== Short problem ==
Count up the lines in the following listing that hold the word "Lofoten", then give only that count.

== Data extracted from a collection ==

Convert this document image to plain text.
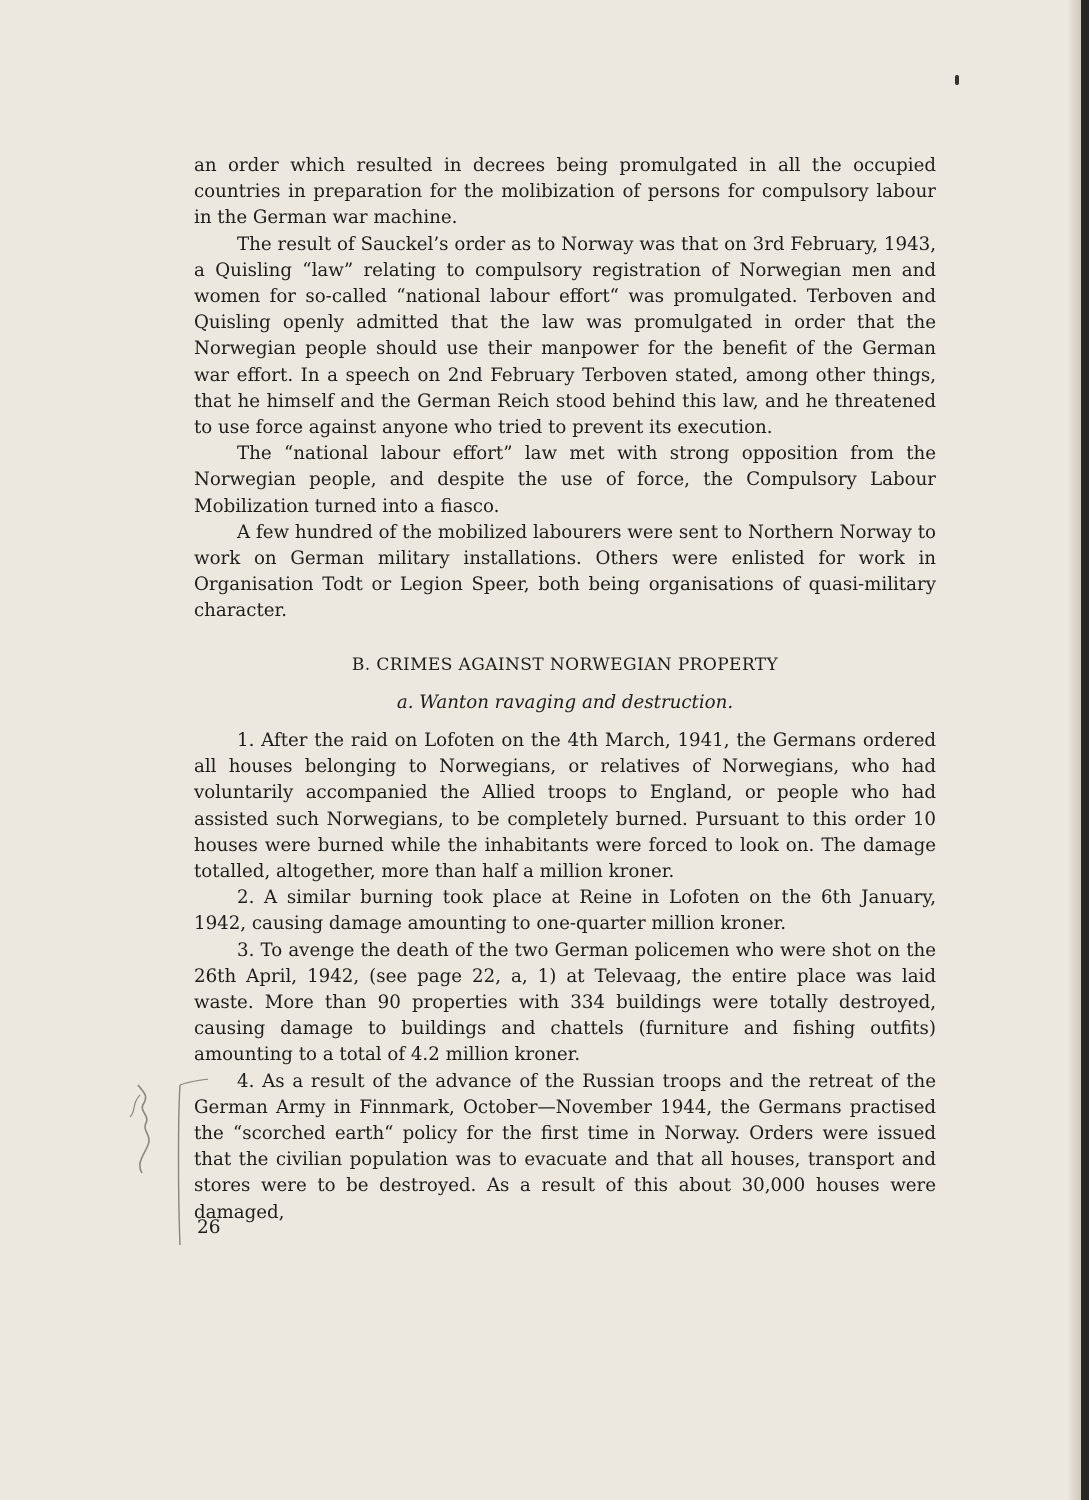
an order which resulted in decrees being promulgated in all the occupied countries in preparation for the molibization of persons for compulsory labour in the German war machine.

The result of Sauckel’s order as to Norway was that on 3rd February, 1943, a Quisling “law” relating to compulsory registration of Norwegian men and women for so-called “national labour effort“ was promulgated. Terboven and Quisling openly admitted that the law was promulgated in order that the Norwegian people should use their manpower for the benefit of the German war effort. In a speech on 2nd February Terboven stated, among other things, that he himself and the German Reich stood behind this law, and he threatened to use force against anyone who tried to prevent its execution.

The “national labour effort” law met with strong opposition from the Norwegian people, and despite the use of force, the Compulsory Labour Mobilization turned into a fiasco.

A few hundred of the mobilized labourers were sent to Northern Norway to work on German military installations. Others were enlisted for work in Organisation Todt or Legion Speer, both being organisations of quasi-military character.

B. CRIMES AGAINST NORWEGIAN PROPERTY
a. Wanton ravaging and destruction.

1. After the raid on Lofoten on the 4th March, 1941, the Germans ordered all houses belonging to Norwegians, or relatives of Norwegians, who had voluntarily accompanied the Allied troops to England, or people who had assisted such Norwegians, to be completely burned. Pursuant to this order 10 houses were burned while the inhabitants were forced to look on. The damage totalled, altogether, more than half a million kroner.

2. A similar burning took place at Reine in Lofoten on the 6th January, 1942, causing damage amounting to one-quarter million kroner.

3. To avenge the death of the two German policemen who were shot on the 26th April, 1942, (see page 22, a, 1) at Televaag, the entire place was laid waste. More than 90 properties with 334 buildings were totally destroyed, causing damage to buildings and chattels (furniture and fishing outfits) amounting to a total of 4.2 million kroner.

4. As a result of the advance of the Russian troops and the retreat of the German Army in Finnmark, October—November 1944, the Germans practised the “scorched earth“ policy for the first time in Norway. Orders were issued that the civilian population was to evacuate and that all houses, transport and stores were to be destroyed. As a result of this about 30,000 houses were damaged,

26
* * *
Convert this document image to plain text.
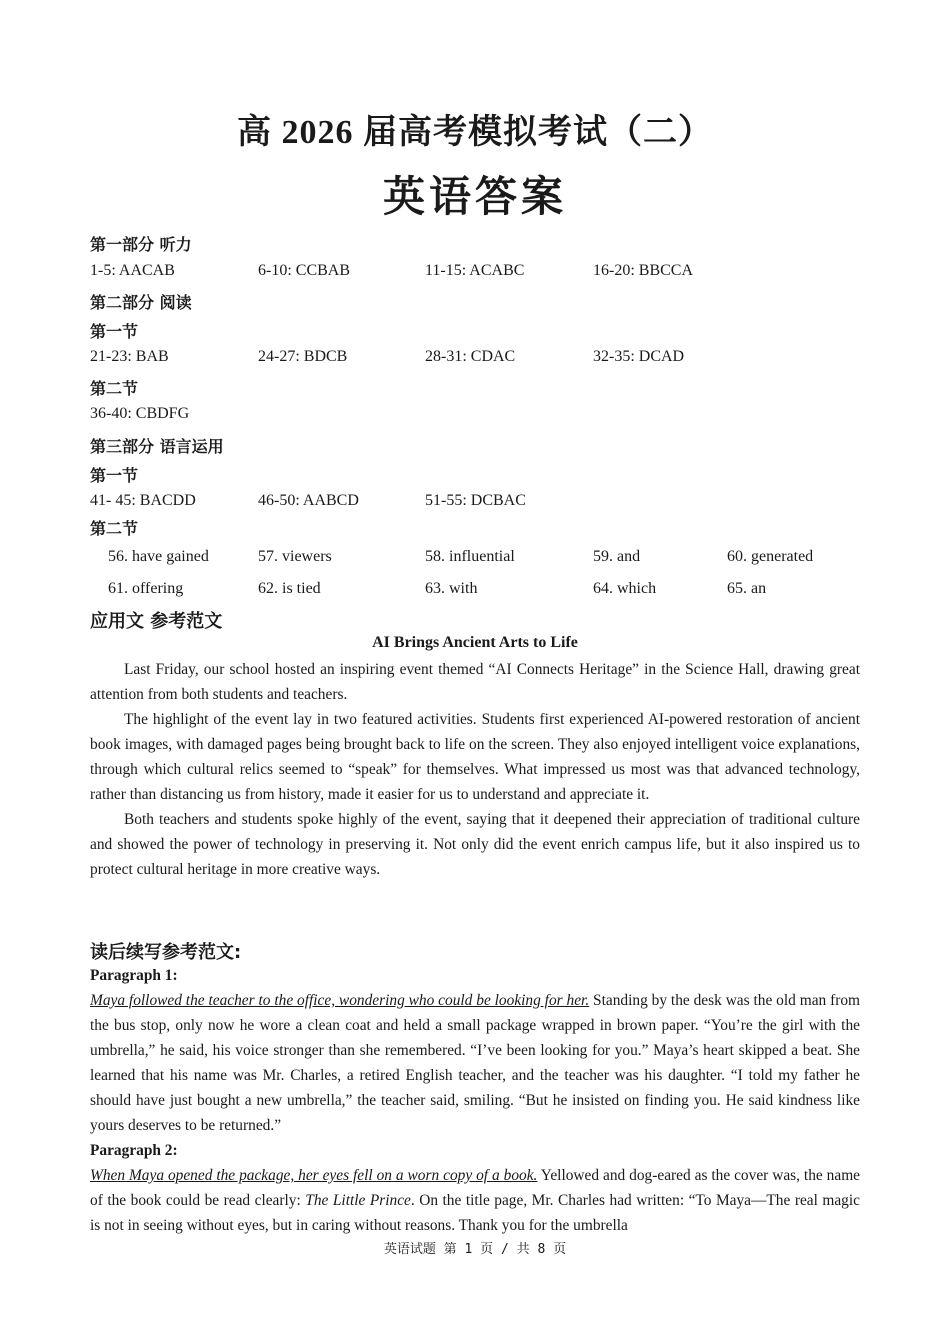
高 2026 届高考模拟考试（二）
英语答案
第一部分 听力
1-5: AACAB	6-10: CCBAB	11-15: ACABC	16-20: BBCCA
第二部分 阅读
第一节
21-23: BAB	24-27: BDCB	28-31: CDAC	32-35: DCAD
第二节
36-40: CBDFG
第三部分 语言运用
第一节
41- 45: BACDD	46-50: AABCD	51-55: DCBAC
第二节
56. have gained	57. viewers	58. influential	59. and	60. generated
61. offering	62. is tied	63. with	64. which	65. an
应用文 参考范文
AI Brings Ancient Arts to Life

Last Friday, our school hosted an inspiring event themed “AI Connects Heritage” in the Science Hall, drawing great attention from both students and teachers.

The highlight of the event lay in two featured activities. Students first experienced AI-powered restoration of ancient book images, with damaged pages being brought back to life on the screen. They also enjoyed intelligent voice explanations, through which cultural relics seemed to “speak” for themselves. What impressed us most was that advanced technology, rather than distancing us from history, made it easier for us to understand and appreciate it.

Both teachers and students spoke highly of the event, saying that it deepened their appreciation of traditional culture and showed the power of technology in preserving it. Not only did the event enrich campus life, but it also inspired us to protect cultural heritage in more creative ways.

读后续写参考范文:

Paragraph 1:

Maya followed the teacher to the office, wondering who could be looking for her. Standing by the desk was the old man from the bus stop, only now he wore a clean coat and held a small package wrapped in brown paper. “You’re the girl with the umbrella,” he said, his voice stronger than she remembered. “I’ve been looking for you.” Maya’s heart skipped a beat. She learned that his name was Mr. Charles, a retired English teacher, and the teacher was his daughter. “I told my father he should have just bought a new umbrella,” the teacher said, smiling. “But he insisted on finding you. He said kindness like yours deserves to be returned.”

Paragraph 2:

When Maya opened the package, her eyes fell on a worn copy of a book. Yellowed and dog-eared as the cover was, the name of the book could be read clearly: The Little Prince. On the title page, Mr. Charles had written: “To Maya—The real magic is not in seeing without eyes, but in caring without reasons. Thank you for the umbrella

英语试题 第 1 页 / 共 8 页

== Completed task ==
2